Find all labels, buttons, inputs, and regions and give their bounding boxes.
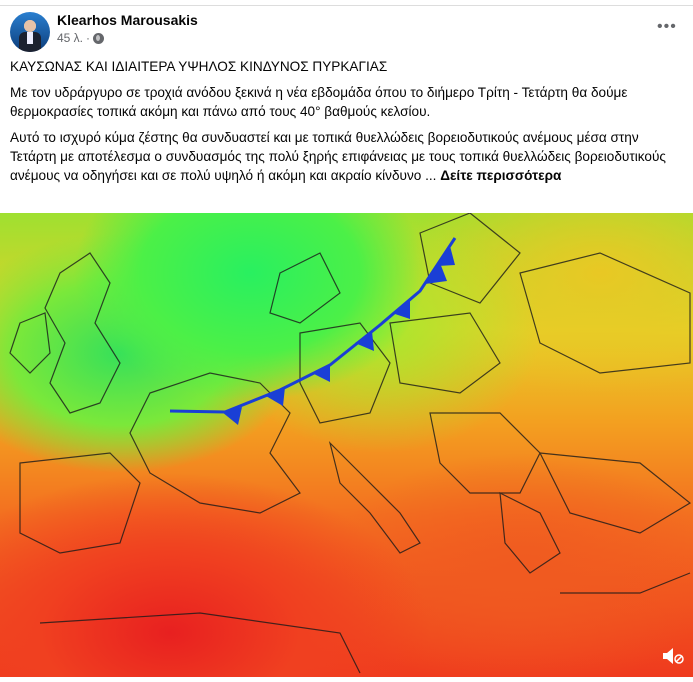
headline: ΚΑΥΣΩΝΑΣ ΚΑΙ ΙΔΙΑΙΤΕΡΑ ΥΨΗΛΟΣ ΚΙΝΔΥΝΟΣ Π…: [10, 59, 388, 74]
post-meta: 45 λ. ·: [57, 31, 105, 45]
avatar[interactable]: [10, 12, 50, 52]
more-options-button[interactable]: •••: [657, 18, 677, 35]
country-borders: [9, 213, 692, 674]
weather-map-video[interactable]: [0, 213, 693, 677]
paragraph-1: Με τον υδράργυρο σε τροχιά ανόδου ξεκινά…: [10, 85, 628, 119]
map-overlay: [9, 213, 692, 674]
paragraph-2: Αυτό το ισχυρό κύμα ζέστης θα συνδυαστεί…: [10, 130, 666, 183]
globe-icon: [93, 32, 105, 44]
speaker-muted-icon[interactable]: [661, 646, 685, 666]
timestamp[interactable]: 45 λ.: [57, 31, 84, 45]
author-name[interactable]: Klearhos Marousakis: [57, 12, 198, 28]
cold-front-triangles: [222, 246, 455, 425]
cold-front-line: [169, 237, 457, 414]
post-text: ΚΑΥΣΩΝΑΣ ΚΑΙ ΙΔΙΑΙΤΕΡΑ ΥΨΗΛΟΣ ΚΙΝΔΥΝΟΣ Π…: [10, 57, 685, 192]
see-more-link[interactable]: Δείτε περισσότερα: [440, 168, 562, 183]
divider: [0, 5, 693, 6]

————

Ripeti per favore tutte le voci qui sopra, riga per riga e senza alcuna modifica. Ometti le immagini.

Find all labels, buttons, inputs, and regions and give their bounding boxes.
headline: ΚΑΥΣΩΝΑΣ ΚΑΙ ΙΔΙΑΙΤΕΡΑ ΥΨΗΛΟΣ ΚΙΝΔΥΝΟΣ Π…: [10, 59, 388, 74]
post-meta: 45 λ. ·: [57, 31, 105, 45]
avatar[interactable]: [10, 12, 50, 52]
more-options-button[interactable]: •••: [657, 18, 677, 35]
country-borders: [9, 213, 692, 674]
weather-map-video[interactable]: [0, 213, 693, 677]
paragraph-1: Με τον υδράργυρο σε τροχιά ανόδου ξεκινά…: [10, 85, 628, 119]
map-overlay: [9, 213, 692, 674]
paragraph-2: Αυτό το ισχυρό κύμα ζέστης θα συνδυαστεί…: [10, 130, 666, 183]
globe-icon: [93, 32, 105, 44]
speaker-muted-icon[interactable]: [661, 646, 685, 666]
timestamp[interactable]: 45 λ.: [57, 31, 84, 45]
author-name[interactable]: Klearhos Marousakis: [57, 12, 198, 28]
cold-front-triangles: [222, 246, 455, 425]
cold-front-line: [169, 237, 457, 414]
post-text: ΚΑΥΣΩΝΑΣ ΚΑΙ ΙΔΙΑΙΤΕΡΑ ΥΨΗΛΟΣ ΚΙΝΔΥΝΟΣ Π…: [10, 57, 685, 192]
see-more-link[interactable]: Δείτε περισσότερα: [440, 168, 562, 183]
divider: [0, 5, 693, 6]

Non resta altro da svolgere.